▶ Exercise: Keep only the lines of the listing that include the word "Identification", and copy them.
______
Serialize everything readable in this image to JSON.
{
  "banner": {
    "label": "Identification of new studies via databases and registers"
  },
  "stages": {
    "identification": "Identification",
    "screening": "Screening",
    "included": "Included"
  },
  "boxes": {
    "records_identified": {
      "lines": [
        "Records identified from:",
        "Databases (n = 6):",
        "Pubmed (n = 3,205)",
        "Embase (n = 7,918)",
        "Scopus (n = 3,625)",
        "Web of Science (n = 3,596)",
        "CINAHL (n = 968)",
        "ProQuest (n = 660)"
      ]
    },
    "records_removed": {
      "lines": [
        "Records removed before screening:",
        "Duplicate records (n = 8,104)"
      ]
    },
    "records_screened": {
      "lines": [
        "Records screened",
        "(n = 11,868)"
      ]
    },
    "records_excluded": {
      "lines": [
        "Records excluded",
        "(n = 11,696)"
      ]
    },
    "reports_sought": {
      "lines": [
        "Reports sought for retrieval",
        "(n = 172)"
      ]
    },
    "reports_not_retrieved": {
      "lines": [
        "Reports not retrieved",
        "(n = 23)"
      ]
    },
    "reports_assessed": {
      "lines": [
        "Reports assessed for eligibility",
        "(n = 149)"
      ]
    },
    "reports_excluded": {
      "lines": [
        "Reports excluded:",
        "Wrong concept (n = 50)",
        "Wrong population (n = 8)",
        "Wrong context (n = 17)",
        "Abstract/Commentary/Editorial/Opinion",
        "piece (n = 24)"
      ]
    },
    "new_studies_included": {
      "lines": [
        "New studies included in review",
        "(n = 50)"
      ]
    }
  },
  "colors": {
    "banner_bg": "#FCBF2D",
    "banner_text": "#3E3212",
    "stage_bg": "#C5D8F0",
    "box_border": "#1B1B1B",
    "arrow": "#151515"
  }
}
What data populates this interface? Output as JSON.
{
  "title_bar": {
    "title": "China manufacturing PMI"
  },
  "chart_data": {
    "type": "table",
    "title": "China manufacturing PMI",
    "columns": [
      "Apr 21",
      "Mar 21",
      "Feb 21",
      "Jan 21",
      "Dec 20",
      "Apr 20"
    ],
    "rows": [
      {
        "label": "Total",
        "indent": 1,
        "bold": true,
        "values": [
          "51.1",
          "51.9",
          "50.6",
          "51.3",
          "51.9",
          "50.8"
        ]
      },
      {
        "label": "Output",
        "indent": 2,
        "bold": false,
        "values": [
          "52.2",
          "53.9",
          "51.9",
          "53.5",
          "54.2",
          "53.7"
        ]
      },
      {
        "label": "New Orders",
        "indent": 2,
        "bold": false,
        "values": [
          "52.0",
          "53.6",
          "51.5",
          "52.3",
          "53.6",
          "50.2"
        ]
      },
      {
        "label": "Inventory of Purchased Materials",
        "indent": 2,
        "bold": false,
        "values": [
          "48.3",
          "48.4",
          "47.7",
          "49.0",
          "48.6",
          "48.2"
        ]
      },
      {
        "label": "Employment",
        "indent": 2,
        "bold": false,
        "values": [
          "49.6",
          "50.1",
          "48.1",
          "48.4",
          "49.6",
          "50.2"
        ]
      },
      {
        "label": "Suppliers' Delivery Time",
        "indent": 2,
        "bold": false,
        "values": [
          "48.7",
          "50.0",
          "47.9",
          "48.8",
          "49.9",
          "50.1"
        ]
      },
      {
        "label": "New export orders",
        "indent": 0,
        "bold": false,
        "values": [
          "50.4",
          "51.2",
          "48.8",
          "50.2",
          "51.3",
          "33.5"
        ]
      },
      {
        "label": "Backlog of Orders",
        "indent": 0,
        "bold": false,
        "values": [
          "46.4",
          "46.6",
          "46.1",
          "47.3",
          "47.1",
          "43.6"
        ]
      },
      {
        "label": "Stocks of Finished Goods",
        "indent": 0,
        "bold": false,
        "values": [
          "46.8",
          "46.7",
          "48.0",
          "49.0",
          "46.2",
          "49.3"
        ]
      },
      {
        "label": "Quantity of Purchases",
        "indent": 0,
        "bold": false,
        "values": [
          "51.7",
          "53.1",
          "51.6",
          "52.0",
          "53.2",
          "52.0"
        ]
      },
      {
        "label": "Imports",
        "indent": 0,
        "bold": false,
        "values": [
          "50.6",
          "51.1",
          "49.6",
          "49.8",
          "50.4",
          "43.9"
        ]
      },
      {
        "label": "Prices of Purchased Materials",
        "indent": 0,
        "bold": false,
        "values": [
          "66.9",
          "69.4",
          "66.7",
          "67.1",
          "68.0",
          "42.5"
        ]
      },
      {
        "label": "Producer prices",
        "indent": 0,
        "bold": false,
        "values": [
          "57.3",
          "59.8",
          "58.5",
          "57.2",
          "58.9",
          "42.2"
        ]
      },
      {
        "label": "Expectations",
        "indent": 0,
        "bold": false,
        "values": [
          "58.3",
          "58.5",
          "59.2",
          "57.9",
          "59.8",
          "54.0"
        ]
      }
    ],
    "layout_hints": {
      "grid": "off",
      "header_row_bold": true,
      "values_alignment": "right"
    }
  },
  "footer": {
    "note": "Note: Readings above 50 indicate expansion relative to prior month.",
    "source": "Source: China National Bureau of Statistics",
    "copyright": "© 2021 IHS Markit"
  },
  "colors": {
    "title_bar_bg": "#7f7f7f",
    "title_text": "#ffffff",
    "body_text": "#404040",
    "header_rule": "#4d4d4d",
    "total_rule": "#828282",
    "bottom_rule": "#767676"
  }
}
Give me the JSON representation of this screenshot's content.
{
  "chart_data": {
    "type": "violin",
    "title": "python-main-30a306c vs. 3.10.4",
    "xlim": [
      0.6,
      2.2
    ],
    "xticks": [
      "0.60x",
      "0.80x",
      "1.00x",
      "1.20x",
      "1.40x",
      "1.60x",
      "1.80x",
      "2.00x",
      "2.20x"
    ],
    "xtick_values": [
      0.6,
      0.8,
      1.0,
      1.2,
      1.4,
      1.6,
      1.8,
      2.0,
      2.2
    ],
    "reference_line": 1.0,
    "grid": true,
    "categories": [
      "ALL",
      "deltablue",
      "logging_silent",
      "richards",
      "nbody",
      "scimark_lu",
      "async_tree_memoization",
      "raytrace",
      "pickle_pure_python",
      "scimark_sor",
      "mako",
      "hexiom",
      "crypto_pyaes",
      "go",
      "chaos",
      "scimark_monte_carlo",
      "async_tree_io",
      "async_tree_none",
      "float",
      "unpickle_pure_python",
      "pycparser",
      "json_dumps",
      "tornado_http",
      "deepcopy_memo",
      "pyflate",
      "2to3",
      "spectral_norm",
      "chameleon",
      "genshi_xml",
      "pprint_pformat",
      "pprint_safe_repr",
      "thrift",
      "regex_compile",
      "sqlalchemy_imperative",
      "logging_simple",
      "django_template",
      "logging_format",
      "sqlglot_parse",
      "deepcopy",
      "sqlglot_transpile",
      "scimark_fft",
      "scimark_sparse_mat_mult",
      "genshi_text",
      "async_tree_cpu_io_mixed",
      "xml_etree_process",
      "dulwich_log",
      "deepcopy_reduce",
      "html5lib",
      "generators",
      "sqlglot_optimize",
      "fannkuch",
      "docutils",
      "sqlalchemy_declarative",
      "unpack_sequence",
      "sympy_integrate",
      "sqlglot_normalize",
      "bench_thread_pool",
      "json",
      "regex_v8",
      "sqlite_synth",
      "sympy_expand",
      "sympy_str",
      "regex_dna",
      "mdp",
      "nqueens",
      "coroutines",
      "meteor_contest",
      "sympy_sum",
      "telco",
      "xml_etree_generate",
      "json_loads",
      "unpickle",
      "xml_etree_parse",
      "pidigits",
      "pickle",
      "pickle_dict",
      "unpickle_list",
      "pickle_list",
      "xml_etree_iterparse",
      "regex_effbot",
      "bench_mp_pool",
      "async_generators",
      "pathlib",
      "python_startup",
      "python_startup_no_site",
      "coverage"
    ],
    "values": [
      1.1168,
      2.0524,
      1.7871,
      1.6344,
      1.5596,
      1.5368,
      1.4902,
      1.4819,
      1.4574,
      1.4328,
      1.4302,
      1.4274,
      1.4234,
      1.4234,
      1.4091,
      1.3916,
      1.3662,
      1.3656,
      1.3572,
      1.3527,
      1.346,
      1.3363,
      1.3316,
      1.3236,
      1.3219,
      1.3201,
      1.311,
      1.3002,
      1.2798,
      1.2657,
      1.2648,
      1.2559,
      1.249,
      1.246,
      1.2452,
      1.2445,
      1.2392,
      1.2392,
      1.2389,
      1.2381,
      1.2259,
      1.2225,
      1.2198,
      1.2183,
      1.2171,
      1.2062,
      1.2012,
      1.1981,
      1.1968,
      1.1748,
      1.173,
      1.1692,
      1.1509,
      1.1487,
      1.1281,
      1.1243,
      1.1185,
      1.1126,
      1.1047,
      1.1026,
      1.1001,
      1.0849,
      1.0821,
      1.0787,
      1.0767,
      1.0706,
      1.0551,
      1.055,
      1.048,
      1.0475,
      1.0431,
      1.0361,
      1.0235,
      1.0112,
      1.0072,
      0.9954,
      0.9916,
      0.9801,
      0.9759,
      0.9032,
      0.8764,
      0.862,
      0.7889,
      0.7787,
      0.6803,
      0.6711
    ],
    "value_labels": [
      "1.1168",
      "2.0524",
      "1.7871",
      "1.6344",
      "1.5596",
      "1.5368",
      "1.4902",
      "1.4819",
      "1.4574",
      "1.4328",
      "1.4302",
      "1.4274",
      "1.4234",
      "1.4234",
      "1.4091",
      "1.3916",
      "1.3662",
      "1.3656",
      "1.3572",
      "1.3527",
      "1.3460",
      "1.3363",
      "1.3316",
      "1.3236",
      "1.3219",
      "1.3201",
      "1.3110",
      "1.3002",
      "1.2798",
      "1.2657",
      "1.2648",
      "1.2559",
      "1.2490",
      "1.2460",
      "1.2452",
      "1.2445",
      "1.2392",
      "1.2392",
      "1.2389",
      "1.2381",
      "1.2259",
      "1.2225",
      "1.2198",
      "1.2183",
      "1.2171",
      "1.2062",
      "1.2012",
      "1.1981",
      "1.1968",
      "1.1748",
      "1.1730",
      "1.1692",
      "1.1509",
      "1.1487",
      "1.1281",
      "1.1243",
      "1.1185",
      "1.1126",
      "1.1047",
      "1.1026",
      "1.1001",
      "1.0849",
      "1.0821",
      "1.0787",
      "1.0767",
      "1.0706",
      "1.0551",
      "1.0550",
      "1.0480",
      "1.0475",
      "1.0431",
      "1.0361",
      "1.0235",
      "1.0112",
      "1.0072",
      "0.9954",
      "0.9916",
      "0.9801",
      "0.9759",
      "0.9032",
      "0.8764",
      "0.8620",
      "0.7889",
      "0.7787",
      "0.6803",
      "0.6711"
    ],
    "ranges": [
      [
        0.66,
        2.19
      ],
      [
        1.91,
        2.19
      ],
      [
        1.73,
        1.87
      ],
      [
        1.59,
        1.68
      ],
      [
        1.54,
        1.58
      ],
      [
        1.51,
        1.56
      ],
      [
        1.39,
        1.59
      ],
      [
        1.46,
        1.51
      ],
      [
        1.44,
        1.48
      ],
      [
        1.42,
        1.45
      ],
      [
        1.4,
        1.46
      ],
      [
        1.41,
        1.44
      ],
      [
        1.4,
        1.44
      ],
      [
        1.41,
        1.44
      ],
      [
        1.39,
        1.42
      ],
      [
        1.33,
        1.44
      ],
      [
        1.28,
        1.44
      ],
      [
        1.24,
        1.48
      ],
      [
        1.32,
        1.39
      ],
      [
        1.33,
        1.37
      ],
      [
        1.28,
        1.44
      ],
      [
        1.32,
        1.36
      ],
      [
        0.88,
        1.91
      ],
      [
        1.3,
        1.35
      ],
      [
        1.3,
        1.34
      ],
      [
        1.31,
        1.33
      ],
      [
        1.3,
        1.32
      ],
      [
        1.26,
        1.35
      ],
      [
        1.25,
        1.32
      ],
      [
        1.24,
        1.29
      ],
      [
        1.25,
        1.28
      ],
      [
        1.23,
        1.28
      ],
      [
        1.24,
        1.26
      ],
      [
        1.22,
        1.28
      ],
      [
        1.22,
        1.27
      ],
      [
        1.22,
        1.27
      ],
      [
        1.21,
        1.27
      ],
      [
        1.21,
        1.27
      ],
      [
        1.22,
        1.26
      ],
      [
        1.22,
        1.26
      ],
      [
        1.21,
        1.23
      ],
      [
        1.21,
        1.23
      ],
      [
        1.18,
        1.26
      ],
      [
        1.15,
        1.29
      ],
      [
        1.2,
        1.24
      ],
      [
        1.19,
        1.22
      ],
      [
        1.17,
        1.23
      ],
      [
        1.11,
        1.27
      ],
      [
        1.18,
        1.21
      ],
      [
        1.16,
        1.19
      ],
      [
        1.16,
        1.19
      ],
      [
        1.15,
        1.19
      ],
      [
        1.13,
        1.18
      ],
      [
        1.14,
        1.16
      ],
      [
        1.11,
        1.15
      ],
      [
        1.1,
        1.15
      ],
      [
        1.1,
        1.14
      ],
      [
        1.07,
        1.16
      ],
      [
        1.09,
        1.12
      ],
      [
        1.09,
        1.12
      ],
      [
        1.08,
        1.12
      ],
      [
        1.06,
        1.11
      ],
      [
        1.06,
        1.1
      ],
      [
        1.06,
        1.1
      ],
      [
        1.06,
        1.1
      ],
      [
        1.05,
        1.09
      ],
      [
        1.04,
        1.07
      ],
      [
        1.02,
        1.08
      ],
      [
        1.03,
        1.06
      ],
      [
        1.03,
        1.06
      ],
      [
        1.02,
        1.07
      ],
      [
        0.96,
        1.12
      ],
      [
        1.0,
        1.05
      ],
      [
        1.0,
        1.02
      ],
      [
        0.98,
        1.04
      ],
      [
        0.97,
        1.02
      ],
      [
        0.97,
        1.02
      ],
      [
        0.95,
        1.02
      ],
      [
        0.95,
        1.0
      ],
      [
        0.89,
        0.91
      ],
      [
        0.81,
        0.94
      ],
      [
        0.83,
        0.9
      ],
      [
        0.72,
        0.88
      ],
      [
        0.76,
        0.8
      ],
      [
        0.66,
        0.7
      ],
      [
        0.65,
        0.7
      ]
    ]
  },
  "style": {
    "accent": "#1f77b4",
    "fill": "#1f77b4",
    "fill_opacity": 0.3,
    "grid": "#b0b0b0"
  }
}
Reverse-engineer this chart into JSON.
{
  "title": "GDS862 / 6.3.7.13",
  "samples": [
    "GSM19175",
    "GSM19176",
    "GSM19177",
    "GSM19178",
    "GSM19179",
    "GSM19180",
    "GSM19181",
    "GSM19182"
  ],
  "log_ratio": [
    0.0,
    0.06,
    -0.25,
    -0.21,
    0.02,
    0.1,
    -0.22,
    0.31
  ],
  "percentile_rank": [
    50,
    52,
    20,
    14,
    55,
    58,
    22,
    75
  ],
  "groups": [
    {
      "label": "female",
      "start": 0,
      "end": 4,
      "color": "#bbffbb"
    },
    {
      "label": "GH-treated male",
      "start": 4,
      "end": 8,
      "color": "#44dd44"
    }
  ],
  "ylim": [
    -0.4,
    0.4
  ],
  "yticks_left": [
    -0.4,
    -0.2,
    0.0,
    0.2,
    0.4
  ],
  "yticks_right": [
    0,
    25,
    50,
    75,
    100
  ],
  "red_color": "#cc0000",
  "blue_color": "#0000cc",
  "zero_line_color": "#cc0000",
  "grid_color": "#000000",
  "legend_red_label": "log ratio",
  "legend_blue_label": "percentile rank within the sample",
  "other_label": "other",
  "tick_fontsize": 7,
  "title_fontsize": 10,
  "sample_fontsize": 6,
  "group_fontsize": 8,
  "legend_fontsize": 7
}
______
▶ Reply to the task:
    "label": "Identification of new studies via databases and registers"
    "identification": "Identification",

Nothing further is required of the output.